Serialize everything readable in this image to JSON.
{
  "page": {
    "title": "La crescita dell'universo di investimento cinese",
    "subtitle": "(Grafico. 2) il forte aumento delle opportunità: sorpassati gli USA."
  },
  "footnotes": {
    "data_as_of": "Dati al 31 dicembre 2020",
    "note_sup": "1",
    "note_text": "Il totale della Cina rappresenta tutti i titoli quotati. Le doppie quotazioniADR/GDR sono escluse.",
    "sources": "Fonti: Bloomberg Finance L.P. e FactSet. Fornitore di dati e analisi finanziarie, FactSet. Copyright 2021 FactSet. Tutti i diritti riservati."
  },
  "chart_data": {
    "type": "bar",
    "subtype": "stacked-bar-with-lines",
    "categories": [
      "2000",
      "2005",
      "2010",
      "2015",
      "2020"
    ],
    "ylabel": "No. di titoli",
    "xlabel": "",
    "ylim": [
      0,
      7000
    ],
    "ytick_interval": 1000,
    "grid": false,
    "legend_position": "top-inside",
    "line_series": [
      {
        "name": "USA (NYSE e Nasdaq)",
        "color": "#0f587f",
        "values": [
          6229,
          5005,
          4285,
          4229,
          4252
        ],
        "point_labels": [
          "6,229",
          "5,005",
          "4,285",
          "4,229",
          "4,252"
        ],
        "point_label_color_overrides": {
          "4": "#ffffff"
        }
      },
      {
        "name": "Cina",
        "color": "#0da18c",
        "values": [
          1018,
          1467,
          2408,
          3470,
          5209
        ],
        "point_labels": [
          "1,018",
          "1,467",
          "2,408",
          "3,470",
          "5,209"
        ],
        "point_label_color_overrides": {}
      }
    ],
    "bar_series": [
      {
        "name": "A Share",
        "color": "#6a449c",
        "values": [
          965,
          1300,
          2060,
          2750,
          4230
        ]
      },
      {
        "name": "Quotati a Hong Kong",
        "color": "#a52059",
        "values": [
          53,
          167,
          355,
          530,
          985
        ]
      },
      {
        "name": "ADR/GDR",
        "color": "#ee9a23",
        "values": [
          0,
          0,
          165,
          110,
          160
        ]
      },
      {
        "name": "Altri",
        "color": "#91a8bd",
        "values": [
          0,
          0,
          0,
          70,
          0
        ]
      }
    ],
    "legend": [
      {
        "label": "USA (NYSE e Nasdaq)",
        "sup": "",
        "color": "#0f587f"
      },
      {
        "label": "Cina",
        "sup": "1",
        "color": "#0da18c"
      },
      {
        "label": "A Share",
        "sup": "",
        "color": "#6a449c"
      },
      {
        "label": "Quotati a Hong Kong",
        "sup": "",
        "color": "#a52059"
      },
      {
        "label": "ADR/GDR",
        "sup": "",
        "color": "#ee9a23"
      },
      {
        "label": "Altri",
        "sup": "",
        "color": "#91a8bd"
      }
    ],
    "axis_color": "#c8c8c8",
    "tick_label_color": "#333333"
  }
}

...

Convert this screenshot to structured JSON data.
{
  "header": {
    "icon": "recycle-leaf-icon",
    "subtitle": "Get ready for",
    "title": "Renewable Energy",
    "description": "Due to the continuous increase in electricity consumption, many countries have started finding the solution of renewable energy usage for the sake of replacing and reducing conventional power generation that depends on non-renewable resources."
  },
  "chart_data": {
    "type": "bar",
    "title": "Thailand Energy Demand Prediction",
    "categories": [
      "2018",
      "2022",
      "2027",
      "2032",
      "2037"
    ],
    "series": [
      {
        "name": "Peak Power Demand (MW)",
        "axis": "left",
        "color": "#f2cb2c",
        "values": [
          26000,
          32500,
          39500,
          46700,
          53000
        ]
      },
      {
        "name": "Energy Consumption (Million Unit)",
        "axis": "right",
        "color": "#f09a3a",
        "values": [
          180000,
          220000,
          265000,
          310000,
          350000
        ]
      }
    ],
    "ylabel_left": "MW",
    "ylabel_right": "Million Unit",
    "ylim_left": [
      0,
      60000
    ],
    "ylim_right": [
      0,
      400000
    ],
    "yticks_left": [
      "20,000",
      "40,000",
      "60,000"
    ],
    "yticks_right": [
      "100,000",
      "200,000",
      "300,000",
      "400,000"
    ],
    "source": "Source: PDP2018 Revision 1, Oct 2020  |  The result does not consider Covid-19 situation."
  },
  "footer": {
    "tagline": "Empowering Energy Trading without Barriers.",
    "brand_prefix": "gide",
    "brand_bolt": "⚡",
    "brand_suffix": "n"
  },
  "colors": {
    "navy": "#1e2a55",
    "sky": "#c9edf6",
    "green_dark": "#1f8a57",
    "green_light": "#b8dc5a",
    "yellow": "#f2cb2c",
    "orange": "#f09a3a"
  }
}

### Aim
Every line of the listing that holds "titoli" is to be counted; give only the resulting number.

### Answer to the exercise
2